WHAT IS NEEDED:
Look through the records that follow. Copy every line containing the word "Resende".

-=-=-

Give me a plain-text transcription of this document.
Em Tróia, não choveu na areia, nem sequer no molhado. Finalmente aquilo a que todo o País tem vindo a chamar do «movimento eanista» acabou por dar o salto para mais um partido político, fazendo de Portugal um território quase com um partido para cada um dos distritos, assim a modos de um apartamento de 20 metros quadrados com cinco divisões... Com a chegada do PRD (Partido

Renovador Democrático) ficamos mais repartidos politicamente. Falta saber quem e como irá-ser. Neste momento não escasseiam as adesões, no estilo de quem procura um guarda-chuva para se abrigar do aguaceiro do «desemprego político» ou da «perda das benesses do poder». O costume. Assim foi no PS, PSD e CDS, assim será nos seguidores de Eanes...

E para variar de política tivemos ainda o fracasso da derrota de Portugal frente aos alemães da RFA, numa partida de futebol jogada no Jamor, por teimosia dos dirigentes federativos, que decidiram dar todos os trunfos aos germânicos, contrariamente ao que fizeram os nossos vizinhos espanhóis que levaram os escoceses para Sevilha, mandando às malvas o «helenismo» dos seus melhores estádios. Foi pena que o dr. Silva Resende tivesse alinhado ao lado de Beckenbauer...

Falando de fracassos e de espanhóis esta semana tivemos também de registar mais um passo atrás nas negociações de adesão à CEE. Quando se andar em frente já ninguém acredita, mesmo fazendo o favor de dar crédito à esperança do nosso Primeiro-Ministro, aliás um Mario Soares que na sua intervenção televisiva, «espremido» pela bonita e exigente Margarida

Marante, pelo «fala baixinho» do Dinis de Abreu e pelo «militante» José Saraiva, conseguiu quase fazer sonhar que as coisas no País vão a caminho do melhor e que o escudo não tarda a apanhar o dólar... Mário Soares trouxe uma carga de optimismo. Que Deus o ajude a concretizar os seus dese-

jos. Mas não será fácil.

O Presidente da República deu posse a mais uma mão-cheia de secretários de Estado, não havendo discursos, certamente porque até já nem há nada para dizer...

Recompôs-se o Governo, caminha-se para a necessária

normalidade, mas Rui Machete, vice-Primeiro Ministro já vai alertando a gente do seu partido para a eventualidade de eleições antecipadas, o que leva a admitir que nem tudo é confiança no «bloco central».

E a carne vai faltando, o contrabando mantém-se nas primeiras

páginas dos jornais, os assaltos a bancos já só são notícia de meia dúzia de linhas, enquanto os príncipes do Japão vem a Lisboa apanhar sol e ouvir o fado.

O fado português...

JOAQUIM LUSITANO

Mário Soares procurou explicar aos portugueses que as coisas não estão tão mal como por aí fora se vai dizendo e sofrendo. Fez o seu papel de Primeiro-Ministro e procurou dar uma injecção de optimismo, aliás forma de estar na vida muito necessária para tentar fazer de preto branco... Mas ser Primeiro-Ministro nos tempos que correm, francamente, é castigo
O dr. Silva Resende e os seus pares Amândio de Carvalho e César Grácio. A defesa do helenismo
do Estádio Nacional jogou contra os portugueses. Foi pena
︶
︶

-=-=-

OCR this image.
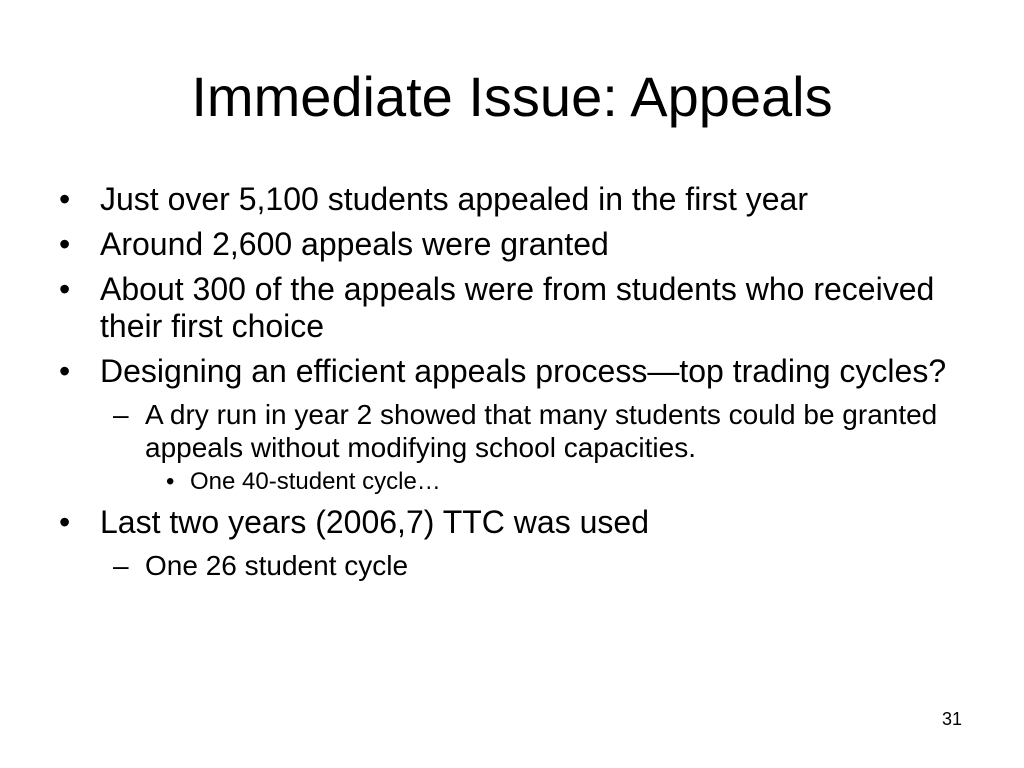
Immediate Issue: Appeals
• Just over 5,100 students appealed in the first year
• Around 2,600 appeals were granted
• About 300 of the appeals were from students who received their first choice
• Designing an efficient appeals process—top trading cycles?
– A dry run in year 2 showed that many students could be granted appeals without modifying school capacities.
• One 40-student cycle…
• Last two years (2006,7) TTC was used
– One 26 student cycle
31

-=-=-

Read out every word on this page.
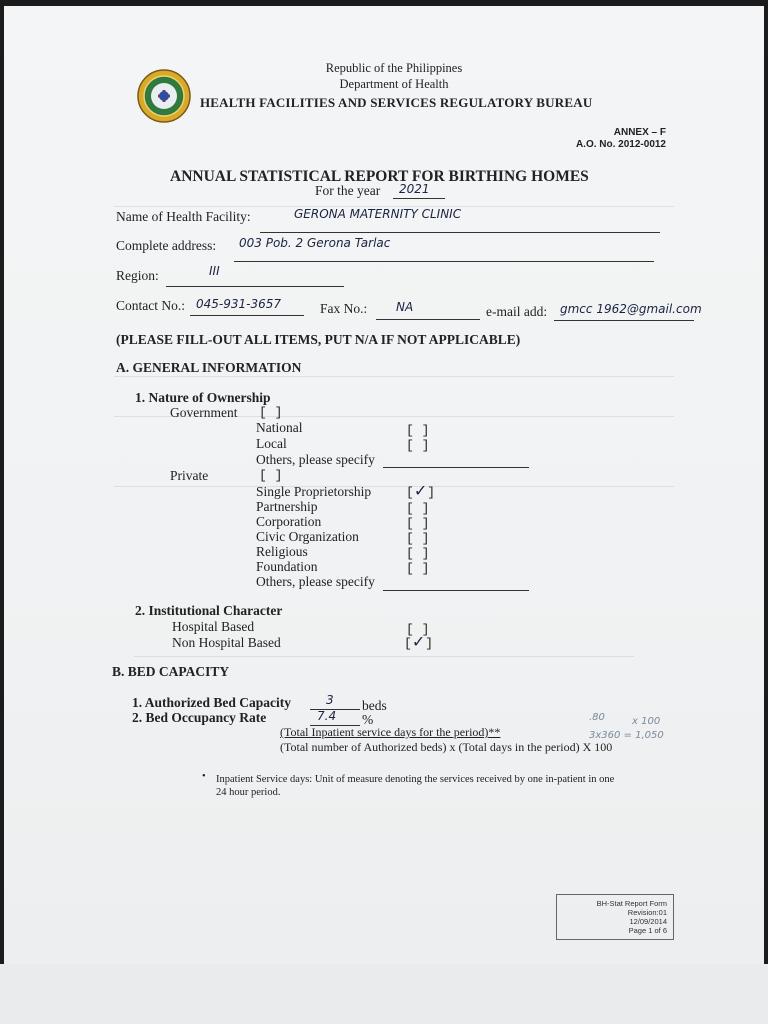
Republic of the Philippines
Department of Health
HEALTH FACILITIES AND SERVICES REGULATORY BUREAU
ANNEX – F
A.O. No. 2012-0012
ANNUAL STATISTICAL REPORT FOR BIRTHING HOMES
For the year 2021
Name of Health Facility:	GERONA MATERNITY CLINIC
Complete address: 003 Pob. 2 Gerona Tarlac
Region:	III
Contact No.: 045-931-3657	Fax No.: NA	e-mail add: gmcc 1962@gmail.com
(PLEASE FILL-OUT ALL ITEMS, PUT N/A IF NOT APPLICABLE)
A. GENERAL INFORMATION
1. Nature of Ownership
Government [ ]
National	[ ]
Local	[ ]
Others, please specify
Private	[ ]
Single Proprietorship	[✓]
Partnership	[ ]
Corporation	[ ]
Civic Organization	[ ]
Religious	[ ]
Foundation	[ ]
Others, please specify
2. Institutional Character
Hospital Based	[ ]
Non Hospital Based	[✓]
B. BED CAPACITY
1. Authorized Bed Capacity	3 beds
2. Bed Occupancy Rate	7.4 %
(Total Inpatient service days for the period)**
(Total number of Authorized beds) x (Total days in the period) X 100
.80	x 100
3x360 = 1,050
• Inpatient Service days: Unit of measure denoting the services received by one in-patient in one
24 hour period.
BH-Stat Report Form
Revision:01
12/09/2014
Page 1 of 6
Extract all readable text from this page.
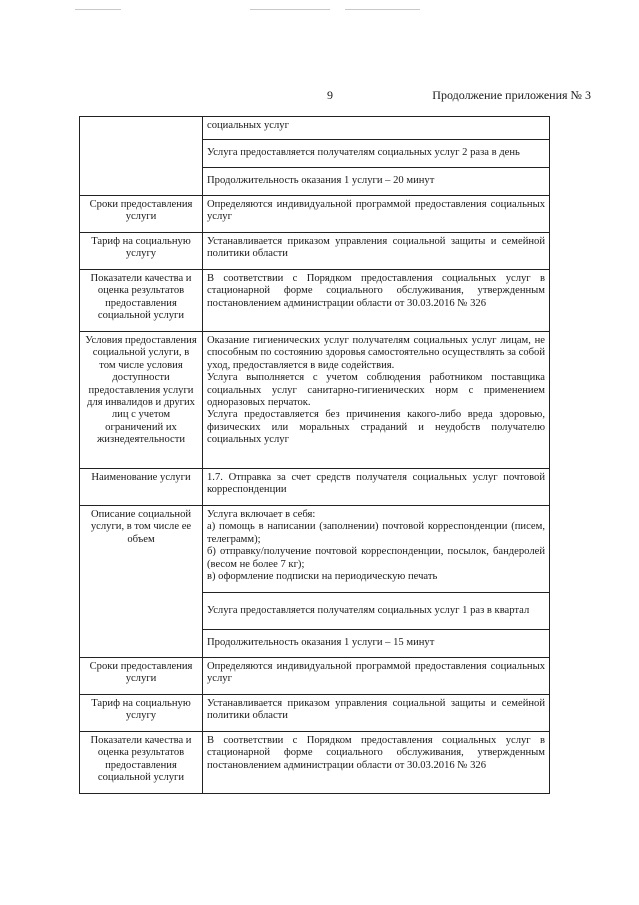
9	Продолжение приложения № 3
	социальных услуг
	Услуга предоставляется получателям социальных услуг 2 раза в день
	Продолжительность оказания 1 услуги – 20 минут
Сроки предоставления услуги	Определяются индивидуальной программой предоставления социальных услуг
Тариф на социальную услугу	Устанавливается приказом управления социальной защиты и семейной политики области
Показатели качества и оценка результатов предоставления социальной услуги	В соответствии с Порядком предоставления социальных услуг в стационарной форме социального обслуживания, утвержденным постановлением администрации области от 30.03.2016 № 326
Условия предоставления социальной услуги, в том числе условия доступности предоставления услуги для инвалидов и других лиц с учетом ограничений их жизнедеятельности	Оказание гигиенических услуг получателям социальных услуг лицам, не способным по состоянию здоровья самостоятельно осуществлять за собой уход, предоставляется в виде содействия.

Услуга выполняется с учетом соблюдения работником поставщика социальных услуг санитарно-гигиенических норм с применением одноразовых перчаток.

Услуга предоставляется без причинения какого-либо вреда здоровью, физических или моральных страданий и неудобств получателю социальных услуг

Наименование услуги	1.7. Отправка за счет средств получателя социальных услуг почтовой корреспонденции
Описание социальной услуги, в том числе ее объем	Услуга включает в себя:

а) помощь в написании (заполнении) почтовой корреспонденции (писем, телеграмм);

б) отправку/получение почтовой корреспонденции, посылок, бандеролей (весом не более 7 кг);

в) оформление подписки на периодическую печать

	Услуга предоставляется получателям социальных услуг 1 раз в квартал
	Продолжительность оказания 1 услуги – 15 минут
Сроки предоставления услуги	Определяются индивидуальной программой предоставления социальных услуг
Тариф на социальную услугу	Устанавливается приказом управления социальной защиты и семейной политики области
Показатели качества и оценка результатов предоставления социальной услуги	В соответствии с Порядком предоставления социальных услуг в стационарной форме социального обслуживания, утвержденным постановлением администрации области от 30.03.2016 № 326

-=-=-

COMPLETE RESPONSE:
E para variar de política tivemos ainda o fracasso da derrota de Portugal frente aos alemães da RFA, numa partida de futebol jogada no Jamor, por teimosia dos dirigentes federativos, que decidiram dar todos os trunfos aos germânicos, contrariamente ao que fizeram os nossos vizinhos espanhóis que levaram os escoceses para Sevilha, mandando às malvas o «helenismo» dos seus melhores estádios. Foi pena que o dr. Silva Resende tivesse alinhado ao lado de Beckenbauer...
O dr. Silva Resende e os seus pares Amândio de Carvalho e César Grácio. A defesa do helenismo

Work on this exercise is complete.